Stored entries
================

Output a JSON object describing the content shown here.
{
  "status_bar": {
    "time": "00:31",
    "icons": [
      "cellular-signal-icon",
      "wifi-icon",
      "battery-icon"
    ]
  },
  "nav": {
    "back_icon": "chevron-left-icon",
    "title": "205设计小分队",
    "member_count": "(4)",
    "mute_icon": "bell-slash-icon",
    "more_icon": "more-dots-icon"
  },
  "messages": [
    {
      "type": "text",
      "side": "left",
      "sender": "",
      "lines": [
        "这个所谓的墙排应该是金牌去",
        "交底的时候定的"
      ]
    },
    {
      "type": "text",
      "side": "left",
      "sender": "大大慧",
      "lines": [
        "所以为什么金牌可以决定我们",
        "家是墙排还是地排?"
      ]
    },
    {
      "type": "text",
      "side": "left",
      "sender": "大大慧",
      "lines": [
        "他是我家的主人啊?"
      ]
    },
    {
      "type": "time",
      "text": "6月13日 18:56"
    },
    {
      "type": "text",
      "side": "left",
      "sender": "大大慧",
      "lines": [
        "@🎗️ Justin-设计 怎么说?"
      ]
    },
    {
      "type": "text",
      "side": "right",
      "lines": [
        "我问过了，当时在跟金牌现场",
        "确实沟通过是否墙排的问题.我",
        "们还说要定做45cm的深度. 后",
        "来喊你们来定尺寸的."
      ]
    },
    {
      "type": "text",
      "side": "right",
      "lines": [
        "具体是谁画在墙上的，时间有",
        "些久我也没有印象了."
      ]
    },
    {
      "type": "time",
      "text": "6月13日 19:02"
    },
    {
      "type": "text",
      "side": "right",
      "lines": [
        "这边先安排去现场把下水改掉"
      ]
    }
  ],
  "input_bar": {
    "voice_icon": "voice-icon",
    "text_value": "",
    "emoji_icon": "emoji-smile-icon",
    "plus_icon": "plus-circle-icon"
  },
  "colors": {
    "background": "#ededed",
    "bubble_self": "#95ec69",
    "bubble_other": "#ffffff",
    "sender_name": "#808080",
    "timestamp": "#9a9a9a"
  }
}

================

**DESCRIPTION OF THE TASK**.
Your task is to print all of the records exactly.

**WORKED SOLUTION**.
Output a JSON object describing the content shown here.
{
  "status_bar": {
    "time": "00:31",
    "icons": [
      "cellular-signal-icon",
      "wifi-icon",
      "battery-icon"
    ]
  },
  "nav": {
    "back_icon": "chevron-left-icon",
    "title": "205设计小分队",
    "member_count": "(4)",
    "mute_icon": "bell-slash-icon",
    "more_icon": "more-dots-icon"
  },
  "messages": [
    {
      "type": "text",
      "side": "left",
      "sender": "",
      "lines": [
        "这个所谓的墙排应该是金牌去",
        "交底的时候定的"
      ]
    },
    {
      "type": "text",
      "side": "left",
      "sender": "大大慧",
      "lines": [
        "所以为什么金牌可以决定我们",
        "家是墙排还是地排?"
      ]
    },
    {
      "type": "text",
      "side": "left",
      "sender": "大大慧",
      "lines": [
        "他是我家的主人啊?"
      ]
    },
    {
      "type": "time",
      "text": "6月13日 18:56"
    },
    {
      "type": "text",
      "side": "left",
      "sender": "大大慧",
      "lines": [
        "@🎗️ Justin-设计 怎么说?"
      ]
    },
    {
      "type": "text",
      "side": "right",
      "lines": [
        "我问过了，当时在跟金牌现场",
        "确实沟通过是否墙排的问题.我",
        "们还说要定做45cm的深度. 后",
        "来喊你们来定尺寸的."
      ]
    },
    {
      "type": "text",
      "side": "right",
      "lines": [
        "具体是谁画在墙上的，时间有",
        "些久我也没有印象了."
      ]
    },
    {
      "type": "time",
      "text": "6月13日 19:02"
    },
    {
      "type": "text",
      "side": "right",
      "lines": [
        "这边先安排去现场把下水改掉"
      ]
    }
  ],
  "input_bar": {
    "voice_icon": "voice-icon",
    "text_value": "",
    "emoji_icon": "emoji-smile-icon",
    "plus_icon": "plus-circle-icon"
  },
  "colors": {
    "background": "#ededed",
    "bubble_self": "#95ec69",
    "bubble_other": "#ffffff",
    "sender_name": "#808080",
    "timestamp": "#9a9a9a"
  }
}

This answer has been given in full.